-- Start RECORDS FOR THIS EXERCISE --

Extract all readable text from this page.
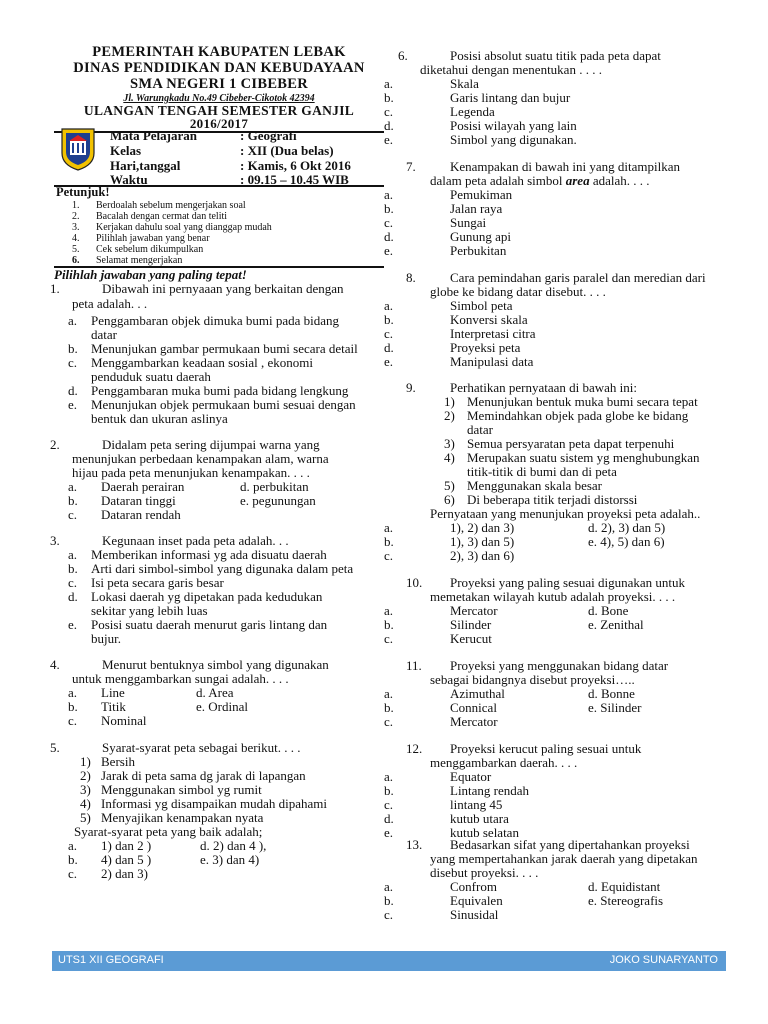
PEMERINTAH KABUPATEN LEBAK
DINAS PENDIDIKAN DAN KEBUDAYAAN
SMA NEGERI 1 CIBEBER
Jl. Warungkadu No.49 Cibeber-Cikotok 42394
ULANGAN TENGAH SEMESTER GANJIL
2016/2017
Mata Pelajaran	: Geografi
Kelas	: XII (Dua belas)
Hari,tanggal	: Kamis, 6 Okt 2016
Waktu	: 09.15 – 10.45 WIB
Petunjuk!
1. Berdoalah sebelum mengerjakan soal
2. Bacalah dengan cermat dan teliti
3. Kerjakan dahulu soal yang dianggap mudah
4. Pilihlah jawaban yang benar
5. Cek sebelum dikumpulkan
6. Selamat mengerjakan
Pilihlah jawaban yang paling tepat!
1.	Dibawah ini pernyaaan yang berkaitan dengan
peta adalah. . .
a. Penggambaran objek dimuka bumi pada bidang
datar
b. Menunjukan gambar permukaan bumi secara detail
c. Menggambarkan keadaan sosial , ekonomi
penduduk suatu daerah
d. Penggambaran muka bumi pada bidang lengkung
e. Menunjukan objek permukaan bumi sesuai dengan
bentuk dan ukuran aslinya
2.	Didalam peta sering dijumpai warna yang
menunjukan perbedaan kenampakan alam, warna
hijau pada peta menunjukan kenampakan. . . .
a. Daerah perairan	d. perbukitan
b. Dataran tinggi	e. pegunungan
c. Dataran rendah
3.	Kegunaan inset pada peta adalah. . .
a. Memberikan informasi yg ada disuatu daerah
b. Arti dari simbol-simbol yang digunaka dalam peta
c. Isi peta secara garis besar
d. Lokasi daerah yg dipetakan pada kedudukan
sekitar yang lebih luas
e. Posisi suatu daerah menurut garis lintang dan
bujur.
4.	Menurut bentuknya simbol yang digunakan
untuk menggambarkan sungai adalah. . . .
a. Line	d. Area
b. Titik	e. Ordinal
c. Nominal
5.	Syarat-syarat peta sebagai berikut. . . .
1) Bersih
2) Jarak di peta sama dg jarak di lapangan
3) Menggunakan simbol yg rumit
4) Informasi yg disampaikan mudah dipahami
5) Menyajikan kenampakan nyata
Syarat-syarat peta yang baik adalah;
a. 1) dan 2 )	d. 2) dan 4 ),
b. 4) dan 5 )	e. 3) dan 4)
c. 2) dan 3)
6.	Posisi absolut suatu titik pada peta dapat
diketahui dengan menentukan . . . .
a.	Skala
b.	Garis lintang dan bujur
c.	Legenda
d.	Posisi wilayah yang lain
e.	Simbol yang digunakan.
7.	Kenampakan di bawah ini yang ditampilkan
b.	Jalan raya
a.	Pemukiman
c.	Sungai
d.	Gunung api
e.	Perbukitan
8.	Cara pemindahan garis paralel dan meredian dari
globe ke bidang datar disebut. . . .
a.	Simbol peta
b.	Konversi skala
c.	Interpretasi citra
d.	Proyeksi peta
e.	Manipulasi data
9.	Perhatikan pernyataan di bawah ini:
1) Menunjukan bentuk muka bumi secara tepat
2) Memindahkan objek pada globe ke bidang
datar
3) Semua persyaratan peta dapat terpenuhi
4) Merupakan suatu sistem yg menghubungkan
titik-titik di bumi dan di peta
5) Menggunakan skala besar
6) Di beberapa titik terjadi distorssi
Pernyataan yang menunjukan proyeksi peta adalah..
a.	1), 2) dan 3)	d. 2), 3) dan 5)
b.	1), 3) dan 5)	e. 4), 5) dan 6)
c.	2), 3) dan 6)
10. Proyeksi yang paling sesuai digunakan untuk
memetakan wilayah kutub adalah proyeksi. . . .
a.	Mercator	d. Bone
b.	Silinder	e. Zenithal
c.	Kerucut
11. Proyeksi yang menggunakan bidang datar
sebagai bidangnya disebut proyeksi…..
a.	Azimuthal	d. Bonne
b.	Connical	e. Silinder
c.	Mercator
12. Proyeksi kerucut paling sesuai untuk
menggambarkan daerah. . . .
a.	Equator
b.	Lintang rendah
c.	lintang 45
d.	kutub utara
e.	kutub selatan
13. Bedasarkan sifat yang dipertahankan proyeksi
yang mempertahankan jarak daerah yang dipetakan
disebut proyeksi. . . .
a.	Confrom	d. Equidistant
b.	Equivalen	e. Stereografis
c.	Sinusidal
dalam peta adalah simbol area adalah. . . .
UTS1 XII GEOGRAFI	JOKO SUNARYANTO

-- End RECORDS FOR THIS EXERCISE --

- EXERCISE INSTRUCTIONS
Extract the full listing exactly, with the pictures left out.

- WRITTEN RESPONSE
Extract all readable text from this page.
PEMERINTAH KABUPATEN LEBAK
DINAS PENDIDIKAN DAN KEBUDAYAAN
SMA NEGERI 1 CIBEBER
Jl. Warungkadu No.49 Cibeber-Cikotok 42394
ULANGAN TENGAH SEMESTER GANJIL
2016/2017
Mata Pelajaran	: Geografi
Kelas	: XII (Dua belas)
Hari,tanggal	: Kamis, 6 Okt 2016
Waktu	: 09.15 – 10.45 WIB
Petunjuk!
1. Berdoalah sebelum mengerjakan soal
2. Bacalah dengan cermat dan teliti
3. Kerjakan dahulu soal yang dianggap mudah
4. Pilihlah jawaban yang benar
5. Cek sebelum dikumpulkan
6. Selamat mengerjakan
Pilihlah jawaban yang paling tepat!
1.	Dibawah ini pernyaaan yang berkaitan dengan
peta adalah. . .
a. Penggambaran objek dimuka bumi pada bidang
datar
b. Menunjukan gambar permukaan bumi secara detail
c. Menggambarkan keadaan sosial , ekonomi
penduduk suatu daerah
d. Penggambaran muka bumi pada bidang lengkung
e. Menunjukan objek permukaan bumi sesuai dengan
bentuk dan ukuran aslinya
2.	Didalam peta sering dijumpai warna yang
menunjukan perbedaan kenampakan alam, warna
hijau pada peta menunjukan kenampakan. . . .
a. Daerah perairan	d. perbukitan
b. Dataran tinggi	e. pegunungan
c. Dataran rendah
3.	Kegunaan inset pada peta adalah. . .
a. Memberikan informasi yg ada disuatu daerah
b. Arti dari simbol-simbol yang digunaka dalam peta
c. Isi peta secara garis besar
d. Lokasi daerah yg dipetakan pada kedudukan
sekitar yang lebih luas
e. Posisi suatu daerah menurut garis lintang dan
bujur.
4.	Menurut bentuknya simbol yang digunakan
untuk menggambarkan sungai adalah. . . .
a. Line	d. Area
b. Titik	e. Ordinal
c. Nominal
5.	Syarat-syarat peta sebagai berikut. . . .
1) Bersih
2) Jarak di peta sama dg jarak di lapangan
3) Menggunakan simbol yg rumit
4) Informasi yg disampaikan mudah dipahami
5) Menyajikan kenampakan nyata
Syarat-syarat peta yang baik adalah;
a. 1) dan 2 )	d. 2) dan 4 ),
b. 4) dan 5 )	e. 3) dan 4)
c. 2) dan 3)
6.	Posisi absolut suatu titik pada peta dapat
diketahui dengan menentukan . . . .
a.	Skala
b.	Garis lintang dan bujur
c.	Legenda
d.	Posisi wilayah yang lain
e.	Simbol yang digunakan.
7.	Kenampakan di bawah ini yang ditampilkan
b.	Jalan raya
a.	Pemukiman
c.	Sungai
d.	Gunung api
e.	Perbukitan
8.	Cara pemindahan garis paralel dan meredian dari
globe ke bidang datar disebut. . . .
a.	Simbol peta
b.	Konversi skala
c.	Interpretasi citra
d.	Proyeksi peta
e.	Manipulasi data
9.	Perhatikan pernyataan di bawah ini:
1) Menunjukan bentuk muka bumi secara tepat
2) Memindahkan objek pada globe ke bidang
datar
3) Semua persyaratan peta dapat terpenuhi
4) Merupakan suatu sistem yg menghubungkan
titik-titik di bumi dan di peta
5) Menggunakan skala besar
6) Di beberapa titik terjadi distorssi
Pernyataan yang menunjukan proyeksi peta adalah..
a.	1), 2) dan 3)	d. 2), 3) dan 5)
b.	1), 3) dan 5)	e. 4), 5) dan 6)
c.	2), 3) dan 6)
10. Proyeksi yang paling sesuai digunakan untuk
memetakan wilayah kutub adalah proyeksi. . . .
a.	Mercator	d. Bone
b.	Silinder	e. Zenithal
c.	Kerucut
11. Proyeksi yang menggunakan bidang datar
sebagai bidangnya disebut proyeksi…..
a.	Azimuthal	d. Bonne
b.	Connical	e. Silinder
c.	Mercator
12. Proyeksi kerucut paling sesuai untuk
menggambarkan daerah. . . .
a.	Equator
b.	Lintang rendah
c.	lintang 45
d.	kutub utara
e.	kutub selatan
13. Bedasarkan sifat yang dipertahankan proyeksi
yang mempertahankan jarak daerah yang dipetakan
disebut proyeksi. . . .
a.	Confrom	d. Equidistant
b.	Equivalen	e. Stereografis
c.	Sinusidal
dalam peta adalah simbol area adalah. . . .
UTS1 XII GEOGRAFI	JOKO SUNARYANTO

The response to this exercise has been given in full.